*Selected text:*
THOMAS B. SMITH, Magistrate Judge.

This matter comes before the Court on Defendant Bernard Cordero-Perez' Emergency Motion to Exclude Evidence Due to Violation of the Criminal Scheduling Order and Rule 16 of the Federal Rules of Criminal Procedure. (Doc. 81). The United States has filed a response in opposition to the motion (Doc. 83), and on January 23, 2015, the Court held a hearing on the motion (Doc. 88). Now, upon due consideration, Defendant's motion will be DENIED.

Background

In 2013, and possibly earlier, Bernard Cordero-Perez, Ruben Mangual-Aquino, and Yahima Carballosa participated in a credit card theft scheme in the Orlando area. (Doc. 1, ¶ 16, 18, 20). In carrying out the scheme, Cordero-Perez used a credit card skimmer he obtained from Mangual-Aquino to capture and store information belonging to guests at a hotel where he worked as a housekeeper. (Doc. 1, ¶ 14; Doc. 39, pp. 18-20). Using the stolen credit card information from the skimmer, Mangual-Aquino and Carballosa created fake credit cards which they used to purchase gift cards from Walmart. (Doc. 1, ¶ 14).

Several hotel guests victimized by Defendants' scheme complained to the hotel, which reported the thefts to the Orange County Sheriff's Office. (Doc. 14, p. 20). After investigators learned that all of the complaining guests stayed in rooms cleaned by Cordero-Perez, they decided to set up a sting operation. The officers planted a decoy purse with two credit cards and a hidden video camera in one of Cordero-Perez's assigned rooms. (Id.). Sure enough, Cordero-Perez was captured on video spotting the purse, removing the credit cards, swiping them with a skimmer he had in his pants pocket, and returning the cards to the purse. (Id.). A hotel security officer and Sheriff's investigator confronted Cordero-Perez, who turned over the skimmer and was taken into custody. (Id.; Doc. 81, ¶¶ 2-7). Upon questioning, Cordero-Perez revealed the details of the scheme and provided police with his co-conspirators' home address. (Doc. 81, ¶ 5; PSR, ¶ 21). A search of the home uncovered a wealth of evidence, including 47 gift cards, 24 counterfeit credit cards, a credit card reader/writer, and receipts for gift cards purchased with fraudulent credit cards. (PSR, ¶ 22).

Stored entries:
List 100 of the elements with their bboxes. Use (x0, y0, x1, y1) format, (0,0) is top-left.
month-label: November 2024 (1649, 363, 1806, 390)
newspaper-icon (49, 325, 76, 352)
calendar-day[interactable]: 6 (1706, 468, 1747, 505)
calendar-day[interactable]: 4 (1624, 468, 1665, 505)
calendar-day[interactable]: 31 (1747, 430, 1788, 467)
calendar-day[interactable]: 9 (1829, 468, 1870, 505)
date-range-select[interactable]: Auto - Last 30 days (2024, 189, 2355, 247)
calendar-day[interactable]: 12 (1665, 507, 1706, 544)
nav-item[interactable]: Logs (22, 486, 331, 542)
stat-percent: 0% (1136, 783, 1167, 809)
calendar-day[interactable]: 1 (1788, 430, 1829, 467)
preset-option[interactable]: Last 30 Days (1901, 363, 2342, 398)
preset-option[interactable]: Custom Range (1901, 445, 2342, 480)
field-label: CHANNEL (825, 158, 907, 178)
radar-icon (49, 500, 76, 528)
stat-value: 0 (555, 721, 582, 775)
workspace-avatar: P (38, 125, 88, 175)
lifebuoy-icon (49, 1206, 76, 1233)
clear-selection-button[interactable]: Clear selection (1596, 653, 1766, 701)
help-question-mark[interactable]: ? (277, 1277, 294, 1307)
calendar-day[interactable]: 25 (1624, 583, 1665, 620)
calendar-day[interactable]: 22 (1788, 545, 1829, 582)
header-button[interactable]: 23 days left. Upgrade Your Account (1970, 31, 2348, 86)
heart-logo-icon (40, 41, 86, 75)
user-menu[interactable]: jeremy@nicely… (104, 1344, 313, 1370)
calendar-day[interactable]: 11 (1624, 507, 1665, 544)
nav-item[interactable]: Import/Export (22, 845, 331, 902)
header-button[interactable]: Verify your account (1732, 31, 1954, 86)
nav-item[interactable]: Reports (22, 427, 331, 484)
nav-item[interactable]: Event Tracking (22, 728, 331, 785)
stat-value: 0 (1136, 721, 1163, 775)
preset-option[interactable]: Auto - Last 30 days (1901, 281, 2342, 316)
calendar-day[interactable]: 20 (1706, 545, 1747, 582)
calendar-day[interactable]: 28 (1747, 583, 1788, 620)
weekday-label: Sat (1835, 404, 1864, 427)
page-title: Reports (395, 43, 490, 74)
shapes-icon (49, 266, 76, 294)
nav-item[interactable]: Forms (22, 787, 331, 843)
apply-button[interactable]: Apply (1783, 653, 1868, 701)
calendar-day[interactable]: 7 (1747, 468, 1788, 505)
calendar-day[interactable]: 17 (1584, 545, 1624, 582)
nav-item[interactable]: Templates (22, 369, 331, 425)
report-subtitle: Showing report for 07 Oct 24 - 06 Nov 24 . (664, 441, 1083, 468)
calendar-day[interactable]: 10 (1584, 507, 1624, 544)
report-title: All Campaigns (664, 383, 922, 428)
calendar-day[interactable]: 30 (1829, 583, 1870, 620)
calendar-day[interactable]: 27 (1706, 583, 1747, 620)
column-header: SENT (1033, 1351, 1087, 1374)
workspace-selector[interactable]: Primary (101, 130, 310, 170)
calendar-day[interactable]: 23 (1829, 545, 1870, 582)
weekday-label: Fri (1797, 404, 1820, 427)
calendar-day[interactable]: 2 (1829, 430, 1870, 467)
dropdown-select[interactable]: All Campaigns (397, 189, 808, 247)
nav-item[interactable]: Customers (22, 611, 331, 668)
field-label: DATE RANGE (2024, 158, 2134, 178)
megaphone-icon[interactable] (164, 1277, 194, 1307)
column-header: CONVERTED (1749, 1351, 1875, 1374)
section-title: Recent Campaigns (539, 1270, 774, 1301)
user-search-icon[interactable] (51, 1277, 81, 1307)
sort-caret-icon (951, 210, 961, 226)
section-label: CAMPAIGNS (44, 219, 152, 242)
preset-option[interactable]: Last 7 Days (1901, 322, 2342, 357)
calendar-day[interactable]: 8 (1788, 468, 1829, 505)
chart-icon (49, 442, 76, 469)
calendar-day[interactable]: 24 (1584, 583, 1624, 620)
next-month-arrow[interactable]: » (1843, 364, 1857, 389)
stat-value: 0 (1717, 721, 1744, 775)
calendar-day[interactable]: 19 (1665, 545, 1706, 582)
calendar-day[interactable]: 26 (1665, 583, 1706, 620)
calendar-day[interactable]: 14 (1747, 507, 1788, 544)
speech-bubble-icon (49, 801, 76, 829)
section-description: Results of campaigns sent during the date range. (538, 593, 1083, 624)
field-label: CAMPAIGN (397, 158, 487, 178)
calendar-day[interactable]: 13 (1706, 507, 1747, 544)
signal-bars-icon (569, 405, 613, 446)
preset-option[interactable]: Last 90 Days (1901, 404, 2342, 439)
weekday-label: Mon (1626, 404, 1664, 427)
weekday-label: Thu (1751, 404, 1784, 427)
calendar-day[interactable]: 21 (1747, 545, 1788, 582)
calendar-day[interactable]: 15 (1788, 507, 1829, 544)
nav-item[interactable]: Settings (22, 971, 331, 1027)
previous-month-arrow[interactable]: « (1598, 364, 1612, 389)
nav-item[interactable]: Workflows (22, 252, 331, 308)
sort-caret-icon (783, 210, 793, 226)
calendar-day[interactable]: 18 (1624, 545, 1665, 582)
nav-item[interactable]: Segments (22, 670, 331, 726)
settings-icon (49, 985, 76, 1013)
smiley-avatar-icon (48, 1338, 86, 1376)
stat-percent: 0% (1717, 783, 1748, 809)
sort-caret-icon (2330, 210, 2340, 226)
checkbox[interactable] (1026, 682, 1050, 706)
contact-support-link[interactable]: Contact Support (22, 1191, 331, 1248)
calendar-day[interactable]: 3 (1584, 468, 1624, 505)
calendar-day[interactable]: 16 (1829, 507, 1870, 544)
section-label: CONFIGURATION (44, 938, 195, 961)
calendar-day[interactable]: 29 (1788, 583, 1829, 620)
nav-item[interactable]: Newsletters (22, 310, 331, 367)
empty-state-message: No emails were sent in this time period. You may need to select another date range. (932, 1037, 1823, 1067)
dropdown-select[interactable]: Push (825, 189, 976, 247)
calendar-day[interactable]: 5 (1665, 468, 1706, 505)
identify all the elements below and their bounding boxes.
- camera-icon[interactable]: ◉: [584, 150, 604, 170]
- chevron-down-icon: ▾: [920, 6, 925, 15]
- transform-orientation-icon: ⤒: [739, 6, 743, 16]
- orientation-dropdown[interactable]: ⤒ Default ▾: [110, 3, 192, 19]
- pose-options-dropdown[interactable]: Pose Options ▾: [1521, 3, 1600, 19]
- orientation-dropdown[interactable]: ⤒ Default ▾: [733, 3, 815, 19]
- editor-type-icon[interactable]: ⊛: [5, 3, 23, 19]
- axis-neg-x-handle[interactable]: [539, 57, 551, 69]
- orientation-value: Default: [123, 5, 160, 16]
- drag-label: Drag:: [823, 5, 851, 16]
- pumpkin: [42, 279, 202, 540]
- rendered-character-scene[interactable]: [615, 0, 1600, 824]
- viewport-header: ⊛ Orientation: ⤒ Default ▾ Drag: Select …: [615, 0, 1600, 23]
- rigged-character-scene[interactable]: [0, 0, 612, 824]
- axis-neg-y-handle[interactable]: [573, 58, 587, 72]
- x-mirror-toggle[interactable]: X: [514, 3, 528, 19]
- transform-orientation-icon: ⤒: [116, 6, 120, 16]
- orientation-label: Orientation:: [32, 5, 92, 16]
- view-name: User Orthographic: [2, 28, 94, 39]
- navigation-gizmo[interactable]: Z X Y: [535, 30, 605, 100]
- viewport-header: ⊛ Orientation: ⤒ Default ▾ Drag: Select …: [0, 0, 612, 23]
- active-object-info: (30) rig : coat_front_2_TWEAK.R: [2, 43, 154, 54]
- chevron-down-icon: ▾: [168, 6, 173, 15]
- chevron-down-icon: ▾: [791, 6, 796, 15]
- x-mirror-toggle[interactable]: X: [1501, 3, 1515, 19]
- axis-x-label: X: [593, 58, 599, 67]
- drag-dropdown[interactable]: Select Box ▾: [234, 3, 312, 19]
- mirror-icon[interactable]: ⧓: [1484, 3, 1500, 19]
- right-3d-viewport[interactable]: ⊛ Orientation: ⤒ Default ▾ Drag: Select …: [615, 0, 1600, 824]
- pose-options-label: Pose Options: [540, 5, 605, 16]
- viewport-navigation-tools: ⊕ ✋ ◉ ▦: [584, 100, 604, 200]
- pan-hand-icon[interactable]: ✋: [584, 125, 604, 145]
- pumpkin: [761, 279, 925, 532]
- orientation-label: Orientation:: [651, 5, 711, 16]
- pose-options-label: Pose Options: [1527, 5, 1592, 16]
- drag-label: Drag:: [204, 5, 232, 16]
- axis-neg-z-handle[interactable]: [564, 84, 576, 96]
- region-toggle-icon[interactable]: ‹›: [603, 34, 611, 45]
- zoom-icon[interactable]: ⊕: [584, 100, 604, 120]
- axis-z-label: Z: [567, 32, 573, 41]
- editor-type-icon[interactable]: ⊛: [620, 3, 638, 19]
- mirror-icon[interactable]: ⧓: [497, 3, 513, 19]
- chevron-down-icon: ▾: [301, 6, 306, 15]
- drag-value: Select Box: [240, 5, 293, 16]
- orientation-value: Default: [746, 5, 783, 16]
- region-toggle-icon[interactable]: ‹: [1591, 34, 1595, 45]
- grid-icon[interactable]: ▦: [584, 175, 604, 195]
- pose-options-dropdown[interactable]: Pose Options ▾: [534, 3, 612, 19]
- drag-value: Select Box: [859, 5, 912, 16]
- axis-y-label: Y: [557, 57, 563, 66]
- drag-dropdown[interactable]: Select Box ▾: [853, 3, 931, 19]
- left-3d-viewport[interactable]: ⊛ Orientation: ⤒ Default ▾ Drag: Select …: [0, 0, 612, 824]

*Work to complete:*
**a.** From the court order, extract the passage from "This matter comes" to "will be DENIED.".
**b.** According to the court order, how many counterfeit credit cards did the search of the home turn up?

*Answer list:*
**a.**
This matter comes before the Court on Defendant Bernard Cordero-Perez' Emergency Motion to Exclude Evidence Due to Violation of the Criminal Scheduling Order and Rule 16 of the Federal Rules of Criminal Procedure. (Doc. 81). The United States has filed a response in opposition to the motion (Doc. 83), and on January 23, 2015, the Court held a hearing on the motion (Doc. 88). Now, upon due consideration, Defendant's motion will be DENIED.

**b.** 24